Document
■ ■ ■ ■ ■ ■ ■

B of E offer bailout for Troubled Mortgage Industry

Today the Bank of England unveiled a package to inject up to £50 billion into the banking sector. [Independent link] Their scheme allows banks to exchange unpopular mortgage securities for trusted government securities. In theory it is hoped this will enable the banking sector to find it easier to raise money and reduce the cost of interbank lending. It is hoped this will reduce the cost of mortgages and make more mortgage products available for first time buyers.

Why is the Tax Payer Bailing out the Banking Sector?

Since the subprime crisis in the US, it has become very difficult for banks to raise finance for mortgages. This has led to many mortgage products being withdrawn and the cost of mortgages going up. This has caused a fall in mortgage lending and has precipitated a shorp fall in house prices. It is feared that falling house prices will reduce consumer spending and lead to recession.

It is hoped that the scheme will enable the money markets to 'unfreeze' leading to lower mortgage rates, especially for first time buyers. It is also hoped that the scheme will not actually cost the taxpayer anymoney. The Bank of England is not giving money but offering to exchange the type of securities that banks hold at a commercial rate.

Is The Bailout a Good Deal for Tax Payers?

Mortgage debt is currently riskier than government debt and in theory taxpayers money is at risk. However, the Bank of England argue banks will be paying commercial rates because they will have to offer more 'risky' mortgage securities in exchange for 'safe' government bonds.

■ ■ ■ ■ ■ ■ ■

Please pick up the article on the Bank of England's mortgage bailout after its final sentence and continue it.

Data shown
■ ■ ■ ■ ■ ■ ■

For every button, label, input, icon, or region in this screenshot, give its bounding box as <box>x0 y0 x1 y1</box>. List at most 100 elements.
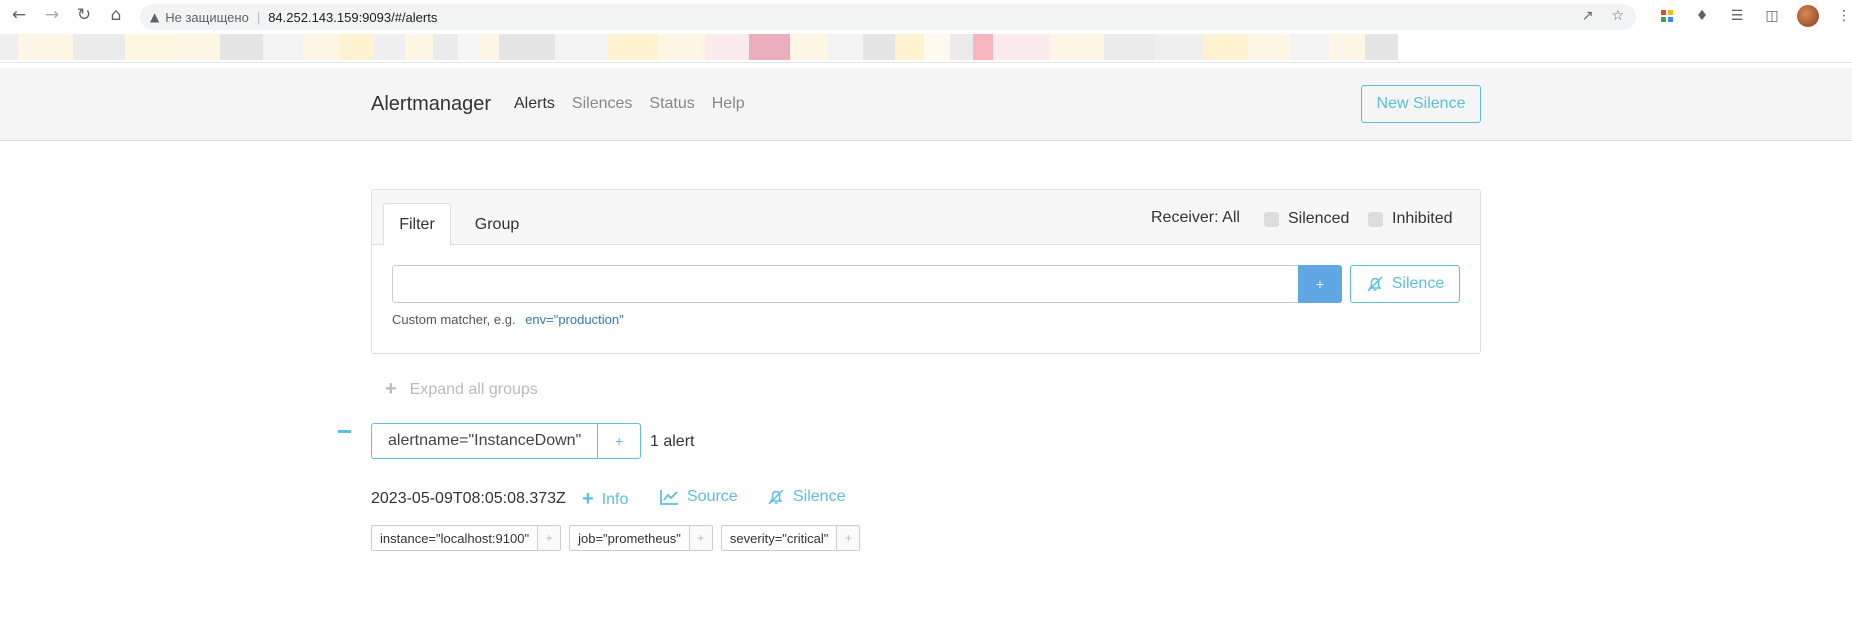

■ ■ ■ ■ ■ ■ ■

Response
The taxpayer could lose out if mortgage defaults rise excessively and a bank defaulted on its payments and the securities it offered proved inadequate. This is unlikley to occur with base interest rates more likely to fall rather than rise. (However, nothing is impossible given recent events)

If the scheme is successful and softens the housing crash and softens the slowdown in growth, the taxpayer could benefit from avoiding a recession and the corresponding decline in tax revenues.

Is it Not Better Just to Let the Housing Market Crash and Allow House prices to return to Normal Levels?

Many argue that since house prices are overvalued, this scheme merely delays the inevitable. Therefore, it is better to get the pain with over quickly and not intervene.

However, if house prices are overvalued there are benefits to encouraging a slow and gradual readjustment rather than rapid shock which could precipitate a recession. Also the mortgage markets have gone from one extreme to another. 12 months ago, the market was very competitive and overly keen to lend. Recently banks have become excessively cautious, causing lending to become much stricter and tighter than necessary. This scheme will hopefully help restore a little confidence to interbank lending and enable a less extreme readjustment.

Will The Bailout work?

The markets were rather cautious about the scheme's capacity to stop the slump in falling house prices.

There is no guarantee banks will use the extra finance to reduce mortgage rates for consumers. (The Bank admit they are powerless to tell the commercial banks how to use this extra finance). Some argue the extra funds are not particularly attractive, because commercial banks need to give a premium to attract sufficient funds.

If necessary the Bank hinted they could free up to £100 billion.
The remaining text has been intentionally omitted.